> [GOAL]:
Find the lines holding the word "document" and collect them.

> [DATA IN THIS EXERCISE]:
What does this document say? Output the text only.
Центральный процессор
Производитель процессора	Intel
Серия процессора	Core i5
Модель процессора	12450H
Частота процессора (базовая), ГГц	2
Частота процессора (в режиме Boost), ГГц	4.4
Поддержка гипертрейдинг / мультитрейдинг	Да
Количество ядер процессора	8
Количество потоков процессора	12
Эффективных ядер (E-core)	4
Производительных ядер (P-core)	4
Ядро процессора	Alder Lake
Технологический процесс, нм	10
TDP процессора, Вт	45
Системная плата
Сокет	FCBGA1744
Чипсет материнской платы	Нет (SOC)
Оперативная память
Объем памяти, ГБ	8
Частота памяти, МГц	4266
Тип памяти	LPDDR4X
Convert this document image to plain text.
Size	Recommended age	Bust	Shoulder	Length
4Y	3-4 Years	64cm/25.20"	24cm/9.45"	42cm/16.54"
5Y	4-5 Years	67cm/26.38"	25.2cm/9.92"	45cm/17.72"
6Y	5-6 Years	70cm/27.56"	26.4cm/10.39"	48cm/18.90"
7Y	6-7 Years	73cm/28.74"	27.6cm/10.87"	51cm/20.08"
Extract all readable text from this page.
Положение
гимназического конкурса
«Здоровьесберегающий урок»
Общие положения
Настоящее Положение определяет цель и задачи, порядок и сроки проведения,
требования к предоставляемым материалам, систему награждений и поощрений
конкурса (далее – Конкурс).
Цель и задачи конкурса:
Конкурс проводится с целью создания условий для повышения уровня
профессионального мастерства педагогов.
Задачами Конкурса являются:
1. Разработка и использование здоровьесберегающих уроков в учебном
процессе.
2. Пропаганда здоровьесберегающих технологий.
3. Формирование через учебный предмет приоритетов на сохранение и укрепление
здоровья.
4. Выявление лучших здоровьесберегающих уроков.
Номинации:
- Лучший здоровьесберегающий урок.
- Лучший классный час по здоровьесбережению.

> [IN RESPONSE]:
What does this document say? Output the text only.
Convert this document image to plain text.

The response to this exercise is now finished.